» Work to do
Below is a set of entries. Reproduce exactly the lines from the one containing "Output a JSON" through the end, both included.

Stored items from a collection:
#####

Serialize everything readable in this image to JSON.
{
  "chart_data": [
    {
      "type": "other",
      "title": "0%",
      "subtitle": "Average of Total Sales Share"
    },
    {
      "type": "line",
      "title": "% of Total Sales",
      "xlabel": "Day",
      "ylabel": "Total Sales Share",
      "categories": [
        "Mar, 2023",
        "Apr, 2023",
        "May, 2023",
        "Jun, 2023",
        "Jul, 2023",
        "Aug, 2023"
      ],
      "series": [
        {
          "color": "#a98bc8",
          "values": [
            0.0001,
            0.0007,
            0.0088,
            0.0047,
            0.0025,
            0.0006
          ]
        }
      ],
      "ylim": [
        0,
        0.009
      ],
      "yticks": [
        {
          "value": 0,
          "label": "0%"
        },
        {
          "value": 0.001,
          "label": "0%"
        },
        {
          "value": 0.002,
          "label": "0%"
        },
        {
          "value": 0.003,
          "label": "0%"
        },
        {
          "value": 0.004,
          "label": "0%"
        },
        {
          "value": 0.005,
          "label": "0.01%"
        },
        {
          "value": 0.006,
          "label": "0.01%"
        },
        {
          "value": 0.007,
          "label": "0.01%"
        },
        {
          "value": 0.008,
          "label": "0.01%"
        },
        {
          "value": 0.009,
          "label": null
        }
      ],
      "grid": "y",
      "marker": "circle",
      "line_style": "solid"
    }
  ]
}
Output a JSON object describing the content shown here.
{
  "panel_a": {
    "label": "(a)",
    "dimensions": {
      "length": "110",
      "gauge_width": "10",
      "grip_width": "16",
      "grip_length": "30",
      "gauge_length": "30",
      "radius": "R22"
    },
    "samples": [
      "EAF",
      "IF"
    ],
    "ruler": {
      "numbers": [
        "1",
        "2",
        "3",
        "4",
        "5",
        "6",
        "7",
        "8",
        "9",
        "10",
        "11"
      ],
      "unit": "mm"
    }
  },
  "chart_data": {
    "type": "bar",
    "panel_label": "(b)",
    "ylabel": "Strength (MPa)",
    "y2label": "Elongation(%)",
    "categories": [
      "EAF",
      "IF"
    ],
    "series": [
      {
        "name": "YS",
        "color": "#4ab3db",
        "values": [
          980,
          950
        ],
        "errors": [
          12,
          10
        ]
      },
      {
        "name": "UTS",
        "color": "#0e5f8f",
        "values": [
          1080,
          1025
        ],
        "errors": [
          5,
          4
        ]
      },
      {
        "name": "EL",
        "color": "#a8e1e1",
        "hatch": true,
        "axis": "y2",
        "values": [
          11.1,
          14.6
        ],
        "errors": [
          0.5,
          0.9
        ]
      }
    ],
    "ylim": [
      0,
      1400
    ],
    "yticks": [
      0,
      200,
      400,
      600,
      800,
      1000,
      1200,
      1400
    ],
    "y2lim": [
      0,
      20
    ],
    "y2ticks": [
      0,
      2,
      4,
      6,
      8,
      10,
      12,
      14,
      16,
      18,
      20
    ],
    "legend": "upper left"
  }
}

#####

» Solution to the exercise
Output a JSON object describing the content shown here.
{
  "panel_a": {
    "label": "(a)",
    "dimensions": {
      "length": "110",
      "gauge_width": "10",
      "grip_width": "16",
      "grip_length": "30",
      "gauge_length": "30",
      "radius": "R22"
    },
    "samples": [
      "EAF",
      "IF"
    ],
    "ruler": {
      "numbers": [
        "1",
        "2",
        "3",
        "4",
        "5",
        "6",
        "7",
        "8",
        "9",
        "10",
        "11"
      ],
      "unit": "mm"
    }
  },
  "chart_data": {
    "type": "bar",
    "panel_label": "(b)",
    "ylabel": "Strength (MPa)",
    "y2label": "Elongation(%)",
    "categories": [
      "EAF",
      "IF"
    ],
    "series": [
      {
        "name": "YS",
        "color": "#4ab3db",
        "values": [
          980,
          950
        ],
        "errors": [
          12,
          10
        ]
      },
      {
        "name": "UTS",
        "color": "#0e5f8f",
        "values": [
          1080,
          1025
        ],
        "errors": [
          5,
          4
        ]
      },
      {
        "name": "EL",
        "color": "#a8e1e1",
        "hatch": true,
        "axis": "y2",
        "values": [
          11.1,
          14.6
        ],
        "errors": [
          0.5,
          0.9
        ]
      }
    ],
    "ylim": [
      0,
      1400
    ],
    "yticks": [
      0,
      200,
      400,
      600,
      800,
      1000,
      1200,
      1400
    ],
    "y2lim": [
      0,
      20
    ],
    "y2ticks": [
      0,
      2,
      4,
      6,
      8,
      10,
      12,
      14,
      16,
      18,
      20
    ],
    "legend": "upper left"
  }
}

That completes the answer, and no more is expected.